Aim of the exercise :: Reproduce all the lines exactly as they stand, apart from the pictures.
# # #
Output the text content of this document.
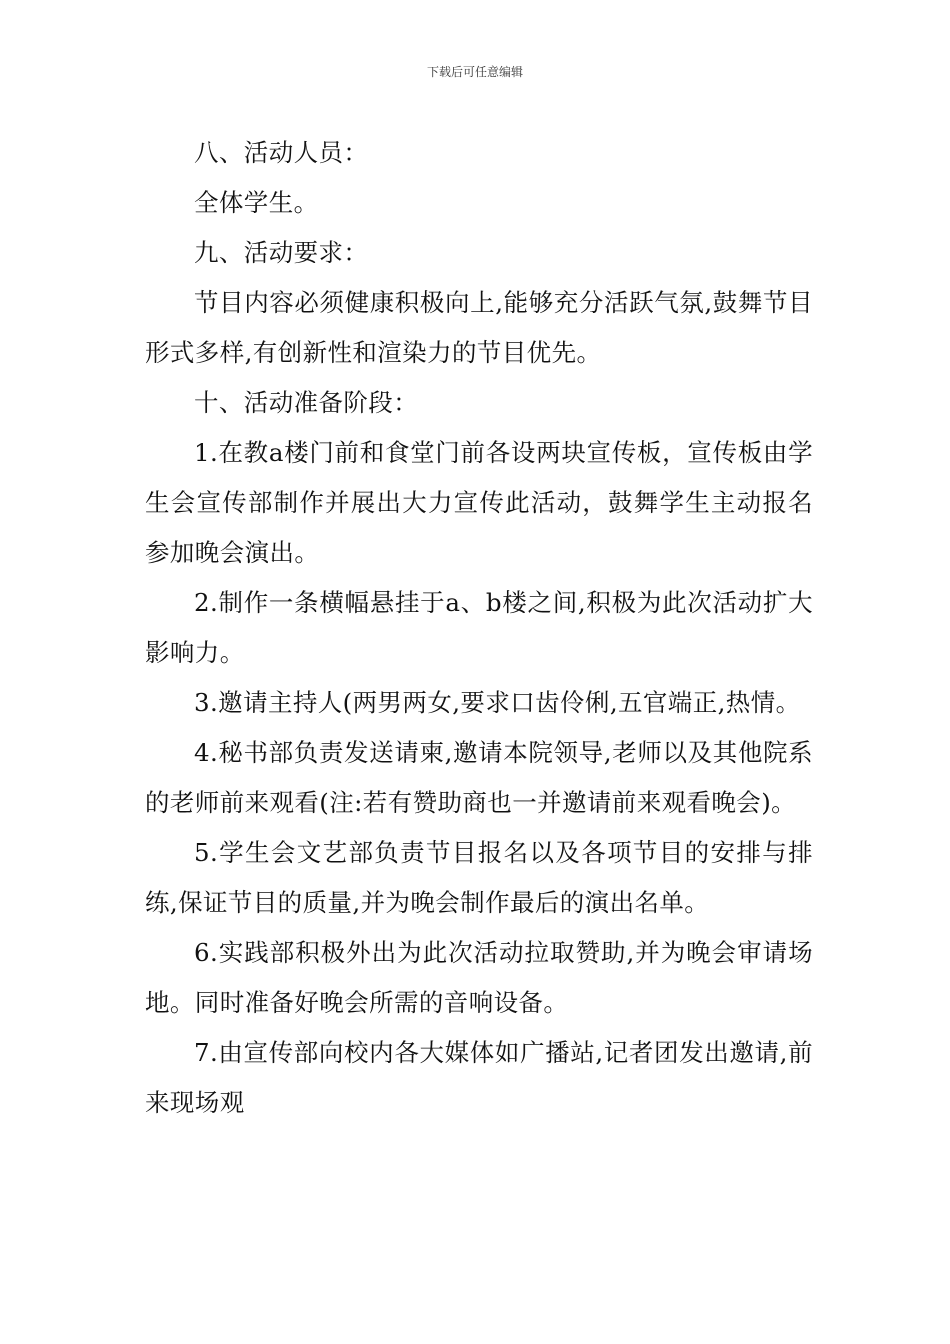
下载后可任意编辑

八、活动人员：

全体学生。

九、活动要求：

节目内容必须健康积极向上,能够充分活跃气氛,鼓舞节目形式多样,有创新性和渲染力的节目优先。

十、活动准备阶段：

1.在教a楼门前和食堂门前各设两块宣传板，宣传板由学生会宣传部制作并展出大力宣传此活动，鼓舞学生主动报名参加晚会演出。

2.制作一条横幅悬挂于a、b楼之间,积极为此次活动扩大影响力。

3.邀请主持人(两男两女,要求口齿伶俐,五官端正,热情。

4.秘书部负责发送请柬,邀请本院领导,老师以及其他院系的老师前来观看(注:若有赞助商也一并邀请前来观看晚会)。

5.学生会文艺部负责节目报名以及各项节目的安排与排练,保证节目的质量,并为晚会制作最后的演出名单。

6.实践部积极外出为此次活动拉取赞助,并为晚会审请场地。同时准备好晚会所需的音响设备。

7.由宣传部向校内各大媒体如广播站,记者团发出邀请,前来现场观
# # #
Expected answer ::
Output the text content of this document.
下载后可任意编辑

八、活动人员：

全体学生。

九、活动要求：

节目内容必须健康积极向上,能够充分活跃气氛,鼓舞节目形式多样,有创新性和渲染力的节目优先。

十、活动准备阶段：

1.在教a楼门前和食堂门前各设两块宣传板，宣传板由学生会宣传部制作并展出大力宣传此活动，鼓舞学生主动报名参加晚会演出。

2.制作一条横幅悬挂于a、b楼之间,积极为此次活动扩大影响力。

3.邀请主持人(两男两女,要求口齿伶俐,五官端正,热情。

4.秘书部负责发送请柬,邀请本院领导,老师以及其他院系的老师前来观看(注:若有赞助商也一并邀请前来观看晚会)。

5.学生会文艺部负责节目报名以及各项节目的安排与排练,保证节目的质量,并为晚会制作最后的演出名单。

6.实践部积极外出为此次活动拉取赞助,并为晚会审请场地。同时准备好晚会所需的音响设备。

7.由宣传部向校内各大媒体如广播站,记者团发出邀请,前来现场观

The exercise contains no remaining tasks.